> **Extracts from a graphics dataset**
────────────────────────────────────────

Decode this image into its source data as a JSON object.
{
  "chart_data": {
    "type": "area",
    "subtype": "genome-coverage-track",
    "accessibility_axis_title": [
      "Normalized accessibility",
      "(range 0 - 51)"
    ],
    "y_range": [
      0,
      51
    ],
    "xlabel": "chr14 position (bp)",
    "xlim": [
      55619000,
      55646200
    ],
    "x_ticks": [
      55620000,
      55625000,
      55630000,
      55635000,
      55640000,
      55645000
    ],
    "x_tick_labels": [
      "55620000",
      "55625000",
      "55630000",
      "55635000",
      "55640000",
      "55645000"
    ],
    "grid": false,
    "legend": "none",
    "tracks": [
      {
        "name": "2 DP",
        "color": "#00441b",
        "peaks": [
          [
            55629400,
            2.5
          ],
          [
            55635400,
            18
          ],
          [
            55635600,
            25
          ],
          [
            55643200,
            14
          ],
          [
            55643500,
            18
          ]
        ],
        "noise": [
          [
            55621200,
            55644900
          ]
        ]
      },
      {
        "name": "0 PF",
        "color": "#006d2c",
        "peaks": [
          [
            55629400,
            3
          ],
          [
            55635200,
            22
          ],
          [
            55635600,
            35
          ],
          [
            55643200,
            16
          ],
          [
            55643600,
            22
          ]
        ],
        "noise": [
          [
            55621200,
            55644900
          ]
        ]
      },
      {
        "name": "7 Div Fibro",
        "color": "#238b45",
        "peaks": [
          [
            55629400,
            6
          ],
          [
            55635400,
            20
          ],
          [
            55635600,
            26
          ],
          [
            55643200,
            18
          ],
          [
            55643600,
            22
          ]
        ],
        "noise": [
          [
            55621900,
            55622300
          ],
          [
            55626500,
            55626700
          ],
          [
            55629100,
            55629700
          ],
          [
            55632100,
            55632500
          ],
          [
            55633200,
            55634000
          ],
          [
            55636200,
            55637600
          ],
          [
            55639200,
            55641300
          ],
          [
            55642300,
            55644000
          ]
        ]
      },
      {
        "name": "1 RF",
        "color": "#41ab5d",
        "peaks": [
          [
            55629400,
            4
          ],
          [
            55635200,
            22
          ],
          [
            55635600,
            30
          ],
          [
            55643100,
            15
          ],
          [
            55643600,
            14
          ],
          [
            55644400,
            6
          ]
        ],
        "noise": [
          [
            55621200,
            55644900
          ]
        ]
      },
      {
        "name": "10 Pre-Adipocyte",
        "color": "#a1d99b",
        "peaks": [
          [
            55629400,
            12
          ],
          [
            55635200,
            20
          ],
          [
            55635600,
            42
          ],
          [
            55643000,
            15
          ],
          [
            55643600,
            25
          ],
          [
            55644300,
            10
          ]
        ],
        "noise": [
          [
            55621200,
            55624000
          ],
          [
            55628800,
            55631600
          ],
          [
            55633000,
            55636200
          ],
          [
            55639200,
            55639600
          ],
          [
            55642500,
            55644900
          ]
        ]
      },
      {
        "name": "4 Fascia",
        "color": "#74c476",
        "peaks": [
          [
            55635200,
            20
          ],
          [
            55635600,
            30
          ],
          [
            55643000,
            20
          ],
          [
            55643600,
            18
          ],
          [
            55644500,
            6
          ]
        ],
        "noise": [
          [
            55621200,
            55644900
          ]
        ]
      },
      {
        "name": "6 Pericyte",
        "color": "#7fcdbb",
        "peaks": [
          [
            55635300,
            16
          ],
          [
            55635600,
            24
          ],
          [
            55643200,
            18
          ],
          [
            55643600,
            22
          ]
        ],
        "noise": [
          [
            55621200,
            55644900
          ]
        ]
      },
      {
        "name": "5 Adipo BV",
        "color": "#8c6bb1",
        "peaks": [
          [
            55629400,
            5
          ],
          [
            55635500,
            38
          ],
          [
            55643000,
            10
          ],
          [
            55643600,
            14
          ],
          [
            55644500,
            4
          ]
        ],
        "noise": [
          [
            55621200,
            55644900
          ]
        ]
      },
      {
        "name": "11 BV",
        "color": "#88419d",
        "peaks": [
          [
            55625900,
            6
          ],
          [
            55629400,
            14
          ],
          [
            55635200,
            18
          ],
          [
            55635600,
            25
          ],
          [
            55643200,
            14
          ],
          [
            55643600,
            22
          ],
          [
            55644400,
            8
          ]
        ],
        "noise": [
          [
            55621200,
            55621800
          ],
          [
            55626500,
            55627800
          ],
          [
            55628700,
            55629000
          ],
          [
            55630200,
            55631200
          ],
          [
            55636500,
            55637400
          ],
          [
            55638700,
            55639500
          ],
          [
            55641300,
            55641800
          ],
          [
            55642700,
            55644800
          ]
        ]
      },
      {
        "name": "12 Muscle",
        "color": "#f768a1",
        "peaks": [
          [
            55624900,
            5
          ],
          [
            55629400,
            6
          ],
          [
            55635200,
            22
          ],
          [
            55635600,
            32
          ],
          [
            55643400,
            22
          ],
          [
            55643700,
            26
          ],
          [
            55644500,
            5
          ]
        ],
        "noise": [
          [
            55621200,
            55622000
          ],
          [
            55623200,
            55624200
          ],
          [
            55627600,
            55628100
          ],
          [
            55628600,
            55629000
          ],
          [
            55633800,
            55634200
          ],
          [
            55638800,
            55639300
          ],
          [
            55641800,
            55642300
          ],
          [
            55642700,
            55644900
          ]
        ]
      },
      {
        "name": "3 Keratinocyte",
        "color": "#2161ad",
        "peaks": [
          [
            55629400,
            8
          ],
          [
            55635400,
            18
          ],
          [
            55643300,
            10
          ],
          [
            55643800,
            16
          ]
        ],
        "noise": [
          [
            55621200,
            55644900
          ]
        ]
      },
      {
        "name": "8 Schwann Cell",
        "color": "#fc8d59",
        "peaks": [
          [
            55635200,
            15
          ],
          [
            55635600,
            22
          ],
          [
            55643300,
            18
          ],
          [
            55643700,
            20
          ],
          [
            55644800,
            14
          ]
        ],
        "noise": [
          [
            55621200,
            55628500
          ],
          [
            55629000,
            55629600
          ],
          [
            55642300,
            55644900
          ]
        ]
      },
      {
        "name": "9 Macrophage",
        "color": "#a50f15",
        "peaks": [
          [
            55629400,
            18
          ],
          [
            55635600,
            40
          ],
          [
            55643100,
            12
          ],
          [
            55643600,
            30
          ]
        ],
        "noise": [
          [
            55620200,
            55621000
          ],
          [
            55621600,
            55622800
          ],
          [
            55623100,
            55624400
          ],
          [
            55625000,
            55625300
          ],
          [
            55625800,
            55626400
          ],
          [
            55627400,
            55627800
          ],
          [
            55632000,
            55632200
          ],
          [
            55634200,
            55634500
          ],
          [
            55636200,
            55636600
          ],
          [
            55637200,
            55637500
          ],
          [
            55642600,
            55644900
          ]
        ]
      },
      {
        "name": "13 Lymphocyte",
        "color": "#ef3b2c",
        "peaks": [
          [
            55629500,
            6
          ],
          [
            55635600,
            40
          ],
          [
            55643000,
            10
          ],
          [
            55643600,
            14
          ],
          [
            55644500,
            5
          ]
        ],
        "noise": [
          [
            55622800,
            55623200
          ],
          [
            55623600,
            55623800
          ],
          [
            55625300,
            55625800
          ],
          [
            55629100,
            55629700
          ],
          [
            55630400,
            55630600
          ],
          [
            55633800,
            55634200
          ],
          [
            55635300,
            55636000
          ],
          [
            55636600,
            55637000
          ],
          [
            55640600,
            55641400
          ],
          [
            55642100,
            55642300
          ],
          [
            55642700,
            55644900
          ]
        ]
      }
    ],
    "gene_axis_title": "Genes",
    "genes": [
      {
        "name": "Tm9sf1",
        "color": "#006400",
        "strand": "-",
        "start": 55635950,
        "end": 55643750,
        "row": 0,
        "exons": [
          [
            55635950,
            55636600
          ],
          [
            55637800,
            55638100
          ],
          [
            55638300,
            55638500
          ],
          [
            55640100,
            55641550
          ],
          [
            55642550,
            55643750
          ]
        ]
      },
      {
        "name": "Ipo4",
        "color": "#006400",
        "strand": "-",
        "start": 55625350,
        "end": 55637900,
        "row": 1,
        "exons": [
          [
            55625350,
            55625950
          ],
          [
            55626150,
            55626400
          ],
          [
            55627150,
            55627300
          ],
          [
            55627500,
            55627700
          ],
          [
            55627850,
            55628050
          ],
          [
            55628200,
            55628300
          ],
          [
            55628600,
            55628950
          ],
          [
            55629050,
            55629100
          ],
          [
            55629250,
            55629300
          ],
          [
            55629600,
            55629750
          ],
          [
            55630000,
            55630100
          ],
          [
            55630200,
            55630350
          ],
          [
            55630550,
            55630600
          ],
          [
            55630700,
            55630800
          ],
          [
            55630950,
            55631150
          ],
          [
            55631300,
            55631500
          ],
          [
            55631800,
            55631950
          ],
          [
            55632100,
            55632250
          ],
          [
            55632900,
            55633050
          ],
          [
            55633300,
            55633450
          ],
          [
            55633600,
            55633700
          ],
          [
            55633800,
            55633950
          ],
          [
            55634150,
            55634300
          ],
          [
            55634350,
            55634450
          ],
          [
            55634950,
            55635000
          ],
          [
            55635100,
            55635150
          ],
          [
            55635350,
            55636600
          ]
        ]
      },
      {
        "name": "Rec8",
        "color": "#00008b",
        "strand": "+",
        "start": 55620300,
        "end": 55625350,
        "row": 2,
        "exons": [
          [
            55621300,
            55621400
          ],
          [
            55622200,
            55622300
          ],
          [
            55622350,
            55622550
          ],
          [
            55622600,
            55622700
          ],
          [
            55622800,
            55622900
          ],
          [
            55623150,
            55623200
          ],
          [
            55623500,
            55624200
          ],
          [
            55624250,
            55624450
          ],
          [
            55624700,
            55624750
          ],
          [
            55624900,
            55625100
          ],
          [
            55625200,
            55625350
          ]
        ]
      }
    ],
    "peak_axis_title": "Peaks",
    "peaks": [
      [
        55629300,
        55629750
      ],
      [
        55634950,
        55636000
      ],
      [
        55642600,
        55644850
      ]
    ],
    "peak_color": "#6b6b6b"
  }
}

────────────────────────────────────────

> **Exercise instructions**
Lines with the word "start": how many appear in the data? State only the number.

> **Answer for this exercise**
3